JOB: Echo back the stretch of records from the line containing "wave-height-value: 6.58 <box>182" through the line containing "island-outlines <box>19 94 277 601</box>", reproducing each line exactly and including nothing else.

SUPPLIED ENTRIES:
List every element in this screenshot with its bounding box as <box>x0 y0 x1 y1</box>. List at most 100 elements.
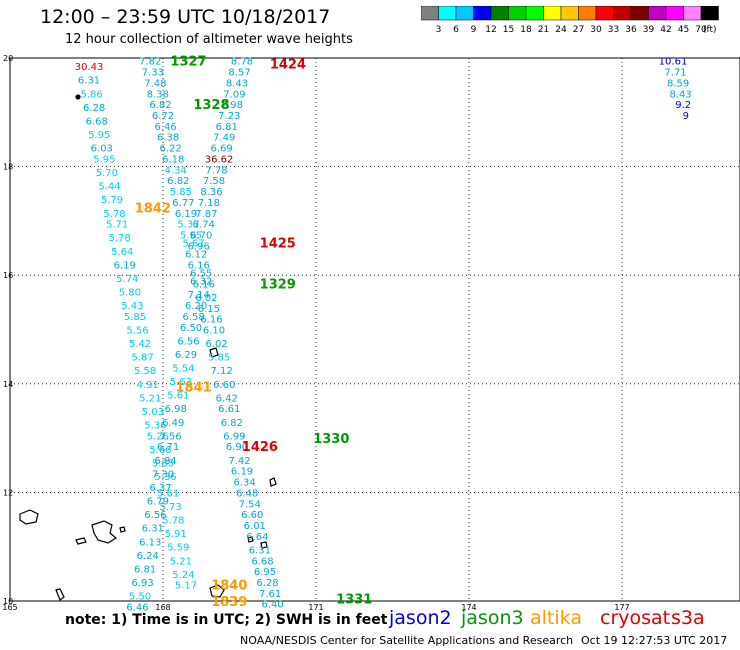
wave-height-value: 6.58 <box>182 312 204 323</box>
wave-height-value: 7.30 <box>152 469 174 480</box>
island-outline <box>269 477 277 487</box>
wave-height-value: 10.61 <box>659 57 688 68</box>
wave-height-value: 5.42 <box>129 339 151 350</box>
wave-height-value: 6.42 <box>216 393 238 404</box>
wave-height-value: 6.56 <box>144 510 166 521</box>
wave-height-value: 6.19 <box>175 209 197 220</box>
wave-height-value: 7.82 <box>139 57 161 68</box>
wave-height-value: 9.2 <box>675 100 691 111</box>
wave-height-value: 6.10 <box>203 326 225 337</box>
pass-label: 1842 <box>135 201 171 216</box>
wave-height-value: 6.34 <box>233 478 255 489</box>
wave-height-value: 4.34 <box>165 165 187 176</box>
wave-height-value: 5.80 <box>119 287 141 298</box>
wave-height-value: 6.01 <box>244 521 266 532</box>
wave-height-value: 6.22 <box>160 144 182 155</box>
wave-height-value: 7.58 <box>203 176 225 187</box>
wave-height-value: 8.59 <box>667 78 689 89</box>
wave-height-value: 4.91 <box>137 380 159 391</box>
wave-height-value: 6.16 <box>188 260 210 271</box>
wave-height-value: 5.50 <box>129 592 151 603</box>
island-outline <box>75 537 87 545</box>
wave-height-value: 6.31 <box>249 545 271 556</box>
island-outline <box>119 526 126 533</box>
wave-height-value: 8.38 <box>147 89 169 100</box>
wave-height-value: 7.48 <box>144 78 166 89</box>
wave-height-value: 6.77 <box>172 198 194 209</box>
wave-height-value: 6.19 <box>231 467 253 478</box>
wave-height-value: 5.73 <box>160 502 182 513</box>
pass-label: 1424 <box>270 57 306 72</box>
wave-height-value: 6.13 <box>139 537 161 548</box>
wave-height-value: 6.32 <box>190 277 212 288</box>
wave-height-value: 5.85 <box>124 312 146 323</box>
island-outline <box>209 584 225 598</box>
wave-height-value: 5.78 <box>109 233 131 244</box>
island-outline <box>19 509 39 525</box>
wave-height-value: 5.63 <box>170 377 192 388</box>
wave-height-value: 5.36 <box>144 421 166 432</box>
island-outlines <box>19 94 277 601</box>
wave-height-value: 6.20 <box>185 301 207 312</box>
wave-height-value: 6.90 <box>226 442 248 453</box>
legend-label: 36 <box>625 25 637 35</box>
wave-height-value: 5.67 <box>182 239 204 250</box>
wave-height-value: 6.70 <box>190 230 212 241</box>
generation-timestamp: Oct 19 12:27:53 UTC 2017 <box>581 634 728 647</box>
wave-height-value: 6.81 <box>216 122 238 133</box>
map-title: 12:00 – 23:59 UTC 10/18/2017 <box>40 6 331 28</box>
wave-height-value: 6.15 <box>198 304 220 315</box>
wave-height-value: 6.95 <box>254 567 276 578</box>
wave-height-value: 6.93 <box>131 578 153 589</box>
wave-height-value: 5.85 <box>152 459 174 470</box>
wave-height-value: 6.29 <box>175 350 197 361</box>
wave-height-value: 7.12 <box>211 366 233 377</box>
wave-height-value: 7.54 <box>239 499 261 510</box>
wave-height-value: 30.43 <box>75 62 104 73</box>
satellite-jason2: jason2 <box>389 607 452 629</box>
legend-label: 9 <box>471 25 477 35</box>
wave-height-value: 6.82 <box>167 176 189 187</box>
legend-label: 15 <box>503 25 514 35</box>
legend-label: 70 <box>695 25 707 35</box>
island-outline <box>55 588 65 601</box>
wave-height-value: 7.87 <box>195 209 217 220</box>
wave-height-value: 5.79 <box>101 195 123 206</box>
pass-label: 1426 <box>242 440 278 455</box>
wave-height-value: 6.98 <box>165 404 187 415</box>
island-outline <box>260 541 268 549</box>
satellite-s3a: s3a <box>671 607 705 629</box>
wave-height-value: 5.95 <box>180 230 202 241</box>
wave-height-value: 5.43 <box>121 301 143 312</box>
pass-label: 1839 <box>211 595 247 610</box>
wave-height-value: 6.31 <box>78 76 100 87</box>
lon-label: 174 <box>461 603 476 612</box>
wave-height-value: 6.48 <box>236 488 258 499</box>
wave-height-value: 6.69 <box>211 144 233 155</box>
wave-height-value: 6.49 <box>162 418 184 429</box>
island-outline <box>247 536 254 543</box>
wave-height-value: 6.16 <box>193 279 215 290</box>
lat-label: 14 <box>3 380 13 389</box>
wave-height-value: 5.21 <box>139 393 161 404</box>
wave-height-value: 6.37 <box>149 483 171 494</box>
wave-height-value: 6.99 <box>223 431 245 442</box>
wave-height-value: 5.03 <box>142 407 164 418</box>
wave-height-value: 6.50 <box>180 323 202 334</box>
wave-height-value: 8.78 <box>231 57 253 68</box>
wave-height-value: 5.21 <box>170 556 192 567</box>
wave-height-value: 5.85 <box>170 187 192 198</box>
legend-label: 39 <box>643 25 655 35</box>
wave-height-value: 5.91 <box>165 529 187 540</box>
wave-height-value: 6.31 <box>142 524 164 535</box>
wave-height-value: 6.38 <box>157 133 179 144</box>
wave-height-value: 6.84 <box>154 456 176 467</box>
pass-label: 1330 <box>313 432 349 447</box>
wave-height-value: 6.18 <box>162 154 184 165</box>
wave-height-value: 7.09 <box>223 89 245 100</box>
wave-height-value: 6.72 <box>152 111 174 122</box>
legend-label: 21 <box>538 25 549 35</box>
pass-label: 1329 <box>260 277 296 292</box>
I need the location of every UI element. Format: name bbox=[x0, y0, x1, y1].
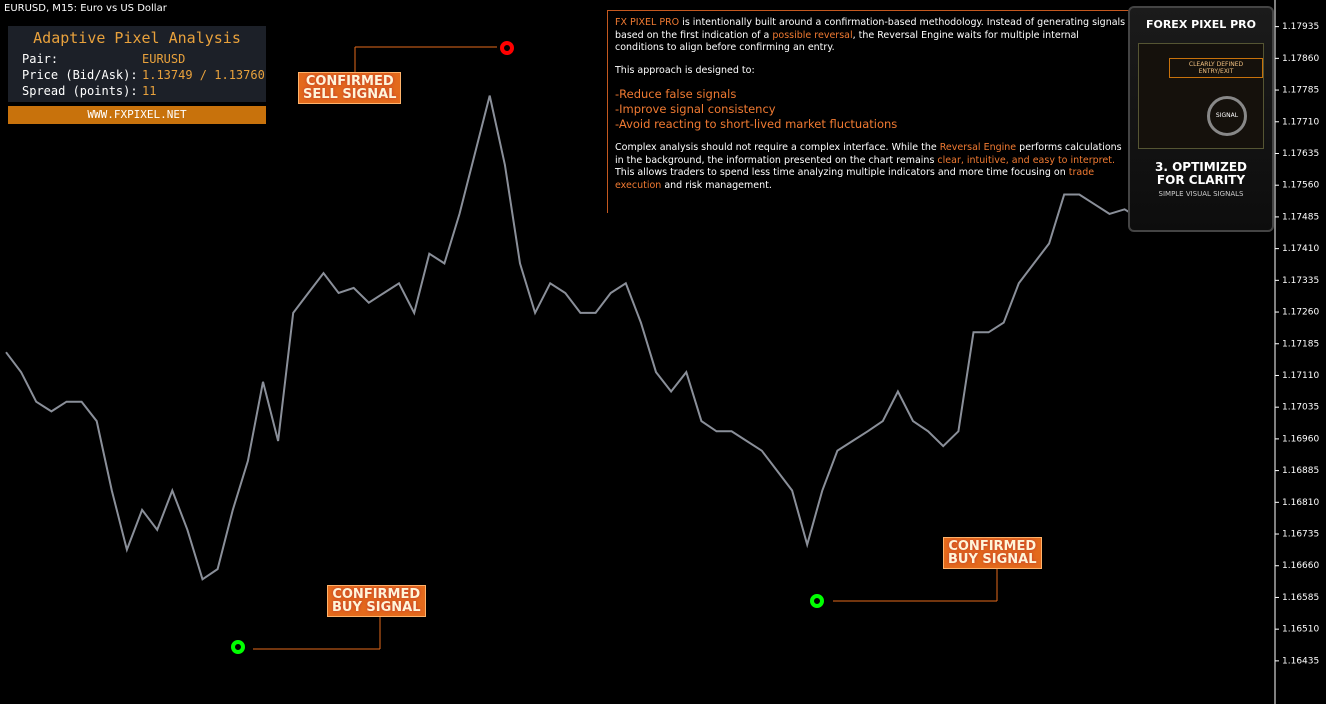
info-value: 1.13749 / 1.13760 bbox=[142, 68, 265, 82]
label-line: CONFIRMED bbox=[332, 587, 421, 602]
info-label: Spread (points): bbox=[22, 84, 138, 98]
bullet-list: -Reduce false signals -Improve signal con… bbox=[615, 87, 1130, 132]
card-brand: FOREX PIXEL PRO bbox=[1145, 18, 1257, 31]
y-tick-label: 1.17185 bbox=[1282, 339, 1319, 349]
y-tick-label: 1.16510 bbox=[1282, 625, 1319, 635]
y-tick-label: 1.16660 bbox=[1282, 561, 1319, 571]
info-panel: Adaptive Pixel Analysis Pair: EURUSD Price… bbox=[8, 26, 266, 102]
text-run: possible reversal bbox=[772, 29, 853, 41]
card-signal: SIGNAL bbox=[1207, 96, 1247, 136]
info-value: 11 bbox=[142, 84, 157, 98]
paragraph: This approach is designed to: bbox=[615, 65, 1130, 78]
site-link[interactable]: WWW.FXPIXEL.NET bbox=[8, 106, 266, 124]
y-tick-label: 1.17485 bbox=[1282, 212, 1319, 222]
signal-label: CONFIRMED SELL SIGNAL bbox=[298, 72, 402, 104]
info-row: Spread (points): 11 bbox=[8, 83, 266, 99]
info-label: Price (Bid/Ask): bbox=[22, 68, 138, 82]
panel-title: Adaptive Pixel Analysis bbox=[33, 29, 241, 47]
label-line: BUY SIGNAL bbox=[948, 552, 1037, 567]
y-tick-label: 1.17560 bbox=[1282, 181, 1319, 191]
info-row: Price (Bid/Ask): 1.13749 / 1.13760 bbox=[8, 67, 266, 83]
signal-label: CONFIRMED BUY SIGNAL bbox=[943, 537, 1042, 569]
info-row: Pair: EURUSD bbox=[8, 51, 266, 67]
y-tick-label: 1.17335 bbox=[1282, 276, 1319, 286]
y-tick-label: 1.17260 bbox=[1282, 308, 1319, 318]
y-tick-label: 1.16960 bbox=[1282, 434, 1319, 444]
label-line: CONFIRMED bbox=[948, 539, 1037, 554]
y-tick-label: 1.17110 bbox=[1282, 371, 1319, 381]
info-value: EURUSD bbox=[142, 52, 186, 66]
text-run: clear, intuitive, and easy to interpret. bbox=[937, 154, 1115, 166]
y-tick-label: 1.17410 bbox=[1282, 244, 1319, 254]
signal-label: CONFIRMED BUY SIGNAL bbox=[327, 585, 426, 617]
promo-card: FOREX PIXEL PRO CLEARLY DEFINED ENTRY/EX… bbox=[1128, 6, 1274, 232]
card-subtitle: SIMPLE VISUAL SIGNALS bbox=[1158, 190, 1244, 198]
paragraph: FX PIXEL PRO is intentionally built arou… bbox=[615, 17, 1130, 55]
text-run: performs calculations in the background,… bbox=[615, 142, 1122, 166]
y-tick-label: 1.17710 bbox=[1282, 117, 1319, 127]
y-tick-label: 1.16585 bbox=[1282, 593, 1319, 603]
sell-marker bbox=[500, 41, 514, 55]
bullet: -Reduce false signals bbox=[615, 87, 737, 101]
text-run: is intentionally built around a confirma… bbox=[615, 17, 1126, 41]
price-line bbox=[5, 95, 1171, 581]
label-line: BUY SIGNAL bbox=[332, 600, 421, 615]
card-heading: 3. OPTIMIZED FOR CLARITY bbox=[1130, 161, 1272, 187]
card-image: CLEARLY DEFINED ENTRY/EXIT SIGNAL bbox=[1138, 43, 1264, 149]
y-tick-label: 1.16735 bbox=[1282, 530, 1319, 540]
paragraph: Complex analysis should not require a co… bbox=[615, 142, 1130, 192]
y-tick-label: 1.17935 bbox=[1282, 22, 1319, 32]
card-badge: CLEARLY DEFINED ENTRY/EXIT bbox=[1169, 58, 1263, 78]
y-tick-label: 1.16810 bbox=[1282, 498, 1319, 508]
window-title: EURUSD, M15: Euro vs US Dollar bbox=[4, 3, 167, 14]
description: FX PIXEL PRO is intentionally built arou… bbox=[607, 10, 1130, 213]
info-label: Pair: bbox=[22, 52, 59, 66]
buy-marker bbox=[231, 640, 245, 654]
y-tick-label: 1.16435 bbox=[1282, 656, 1319, 666]
label-line: SELL SIGNAL bbox=[303, 87, 397, 102]
heading-line: FOR CLARITY bbox=[1156, 173, 1246, 187]
text-run: trade execution bbox=[615, 167, 1095, 191]
y-tick-label: 1.17635 bbox=[1282, 149, 1319, 159]
text-run: This approach is designed to: bbox=[615, 64, 755, 76]
y-tick-label: 1.17785 bbox=[1282, 86, 1319, 96]
y-tick-label: 1.16885 bbox=[1282, 466, 1319, 476]
text-run: This allows traders to spend less time a… bbox=[615, 167, 1069, 178]
bullet: -Avoid reacting to short-lived market fl… bbox=[615, 117, 898, 131]
y-tick-label: 1.17035 bbox=[1282, 403, 1319, 413]
bullet: -Improve signal consistency bbox=[615, 102, 776, 116]
text-run: Complex analysis should not require a co… bbox=[615, 142, 940, 153]
text-run: FX PIXEL PRO bbox=[615, 17, 680, 28]
text-run: and risk management. bbox=[661, 179, 772, 191]
text-run: Reversal Engine bbox=[939, 142, 1017, 153]
heading-line: 3. OPTIMIZED bbox=[1155, 160, 1247, 174]
label-line: CONFIRMED bbox=[305, 74, 394, 89]
y-tick-label: 1.17860 bbox=[1282, 54, 1319, 64]
buy-marker bbox=[810, 594, 824, 608]
text-run: , the Reversal Engine waits for multiple… bbox=[615, 29, 1079, 54]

RESULT OF THIS EXERCISE:
wave-height-value: 6.58 <box>182 312 204 323</box>
wave-height-value: 7.30 <box>152 469 174 480</box>
island-outline <box>269 477 277 487</box>
wave-height-value: 10.61 <box>659 57 688 68</box>
wave-height-value: 5.42 <box>129 339 151 350</box>
wave-height-value: 6.42 <box>216 393 238 404</box>
wave-height-value: 6.56 <box>144 510 166 521</box>
wave-height-value: 6.19 <box>175 209 197 220</box>
wave-height-value: 7.82 <box>139 57 161 68</box>
wave-height-value: 9.2 <box>675 100 691 111</box>
wave-height-value: 6.10 <box>203 326 225 337</box>
pass-label: 1842 <box>135 201 171 216</box>
wave-height-value: 6.34 <box>233 478 255 489</box>
wave-height-value: 4.34 <box>165 165 187 176</box>
wave-height-value: 5.80 <box>119 287 141 298</box>
wave-height-value: 6.01 <box>244 521 266 532</box>
wave-height-value: 6.22 <box>160 144 182 155</box>
wave-height-value: 7.58 <box>203 176 225 187</box>
wave-height-value: 8.59 <box>667 78 689 89</box>
wave-height-value: 4.91 <box>137 380 159 391</box>
wave-height-value: 6.16 <box>188 260 210 271</box>
wave-height-value: 5.50 <box>129 592 151 603</box>
island-outline <box>75 537 87 545</box>
wave-height-value: 6.31 <box>249 545 271 556</box>
island-outline <box>119 526 126 533</box>
wave-height-value: 8.38 <box>147 89 169 100</box>
wave-height-value: 7.48 <box>144 78 166 89</box>
wave-height-value: 6.77 <box>172 198 194 209</box>
wave-height-value: 6.19 <box>231 467 253 478</box>
wave-height-value: 5.73 <box>160 502 182 513</box>
pass-label: 1424 <box>270 57 306 72</box>
wave-height-value: 6.13 <box>139 537 161 548</box>
wave-height-value: 6.32 <box>190 277 212 288</box>
wave-height-value: 5.85 <box>124 312 146 323</box>
island-outline <box>209 584 225 598</box>
wave-height-value: 5.78 <box>109 233 131 244</box>
island-outline <box>19 509 39 525</box>
wave-height-value: 5.63 <box>170 377 192 388</box>
wave-height-value: 5.36 <box>144 421 166 432</box>
island-outlines <box>19 94 277 601</box>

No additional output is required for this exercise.